● Set problem
Reproduce the entries below, swapping each occurrence of "y-tick-label" for "y-axis-tick" and keeping every other character unchanged.

● Supplied material
— Start —
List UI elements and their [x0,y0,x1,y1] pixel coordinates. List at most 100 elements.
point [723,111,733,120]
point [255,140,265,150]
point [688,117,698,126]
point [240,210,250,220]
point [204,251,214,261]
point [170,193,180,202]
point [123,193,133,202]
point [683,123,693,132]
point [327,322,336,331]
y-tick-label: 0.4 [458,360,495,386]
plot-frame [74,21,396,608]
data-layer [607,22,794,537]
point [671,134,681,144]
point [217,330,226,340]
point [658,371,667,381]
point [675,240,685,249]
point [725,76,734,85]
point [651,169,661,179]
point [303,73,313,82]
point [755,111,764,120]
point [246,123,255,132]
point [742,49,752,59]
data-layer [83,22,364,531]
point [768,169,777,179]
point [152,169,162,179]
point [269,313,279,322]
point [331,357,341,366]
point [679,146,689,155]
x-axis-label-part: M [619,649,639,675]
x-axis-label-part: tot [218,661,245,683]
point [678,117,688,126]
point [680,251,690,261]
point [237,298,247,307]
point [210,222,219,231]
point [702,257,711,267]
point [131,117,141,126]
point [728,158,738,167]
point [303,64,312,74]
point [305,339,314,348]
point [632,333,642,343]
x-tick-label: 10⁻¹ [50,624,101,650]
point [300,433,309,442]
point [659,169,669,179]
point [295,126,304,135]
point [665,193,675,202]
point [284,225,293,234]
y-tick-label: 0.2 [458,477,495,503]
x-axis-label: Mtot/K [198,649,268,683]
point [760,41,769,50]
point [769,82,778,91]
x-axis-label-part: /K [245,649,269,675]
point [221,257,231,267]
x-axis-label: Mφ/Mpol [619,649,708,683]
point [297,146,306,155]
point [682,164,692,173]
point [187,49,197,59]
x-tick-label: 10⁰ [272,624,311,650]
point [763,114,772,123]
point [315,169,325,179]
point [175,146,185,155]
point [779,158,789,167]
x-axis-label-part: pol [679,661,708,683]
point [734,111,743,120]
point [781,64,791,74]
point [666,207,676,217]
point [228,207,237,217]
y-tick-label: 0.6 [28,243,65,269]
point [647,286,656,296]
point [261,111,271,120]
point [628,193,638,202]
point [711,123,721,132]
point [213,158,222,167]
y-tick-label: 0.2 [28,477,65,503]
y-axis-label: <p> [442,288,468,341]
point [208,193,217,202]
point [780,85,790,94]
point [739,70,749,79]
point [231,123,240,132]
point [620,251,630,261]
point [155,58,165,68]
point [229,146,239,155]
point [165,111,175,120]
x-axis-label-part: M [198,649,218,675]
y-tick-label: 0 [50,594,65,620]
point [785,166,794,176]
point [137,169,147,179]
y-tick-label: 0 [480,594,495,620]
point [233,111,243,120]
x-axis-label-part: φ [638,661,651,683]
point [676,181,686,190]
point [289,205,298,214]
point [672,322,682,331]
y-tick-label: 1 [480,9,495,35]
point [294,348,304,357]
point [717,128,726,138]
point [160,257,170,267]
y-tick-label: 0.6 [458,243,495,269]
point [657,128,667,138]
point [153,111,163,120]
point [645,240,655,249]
— End —
● The answer
List UI elements and their [x0,y0,x1,y1] pixel coordinates. List at most 100 elements.
point [723,111,733,120]
point [255,140,265,150]
point [688,117,698,126]
point [240,210,250,220]
point [204,251,214,261]
point [170,193,180,202]
point [123,193,133,202]
point [683,123,693,132]
point [327,322,336,331]
y-axis-tick: 0.4 [458,360,495,386]
plot-frame [74,21,396,608]
data-layer [607,22,794,537]
point [671,134,681,144]
point [217,330,226,340]
point [658,371,667,381]
point [675,240,685,249]
point [725,76,734,85]
point [651,169,661,179]
point [303,73,313,82]
point [755,111,764,120]
point [246,123,255,132]
point [742,49,752,59]
data-layer [83,22,364,531]
point [768,169,777,179]
point [152,169,162,179]
point [269,313,279,322]
point [331,357,341,366]
point [679,146,689,155]
x-axis-label-part: M [619,649,639,675]
x-axis-label-part: tot [218,661,245,683]
point [678,117,688,126]
point [680,251,690,261]
point [237,298,247,307]
point [210,222,219,231]
point [702,257,711,267]
point [131,117,141,126]
point [728,158,738,167]
point [303,64,312,74]
point [305,339,314,348]
point [632,333,642,343]
x-tick-label: 10⁻¹ [50,624,101,650]
point [300,433,309,442]
point [659,169,669,179]
point [295,126,304,135]
point [665,193,675,202]
point [284,225,293,234]
y-axis-tick: 0.2 [458,477,495,503]
x-axis-label: Mtot/K [198,649,268,683]
point [760,41,769,50]
point [769,82,778,91]
x-axis-label-part: /K [245,649,269,675]
point [221,257,231,267]
x-axis-label: Mφ/Mpol [619,649,708,683]
point [297,146,306,155]
point [682,164,692,173]
point [187,49,197,59]
x-tick-label: 10⁰ [272,624,311,650]
point [763,114,772,123]
point [315,169,325,179]
point [175,146,185,155]
point [779,158,789,167]
x-axis-label-part: pol [679,661,708,683]
point [734,111,743,120]
point [781,64,791,74]
point [666,207,676,217]
point [228,207,237,217]
y-axis-tick: 0.6 [28,243,65,269]
point [647,286,656,296]
point [261,111,271,120]
point [628,193,638,202]
point [711,123,721,132]
point [213,158,222,167]
y-axis-tick: 0.2 [28,477,65,503]
y-axis-label: <p> [442,288,468,341]
point [208,193,217,202]
point [780,85,790,94]
point [739,70,749,79]
point [231,123,240,132]
point [620,251,630,261]
point [155,58,165,68]
point [229,146,239,155]
point [165,111,175,120]
x-axis-label-part: M [198,649,218,675]
y-axis-tick: 0 [50,594,65,620]
point [785,166,794,176]
point [137,169,147,179]
y-axis-tick: 0 [480,594,495,620]
point [233,111,243,120]
x-axis-label-part: φ [638,661,651,683]
point [676,181,686,190]
point [289,205,298,214]
point [672,322,682,331]
y-axis-tick: 1 [480,9,495,35]
point [294,348,304,357]
point [717,128,726,138]
point [160,257,170,267]
y-axis-tick: 0.6 [458,243,495,269]
point [657,128,667,138]
point [153,111,163,120]
point [645,240,655,249]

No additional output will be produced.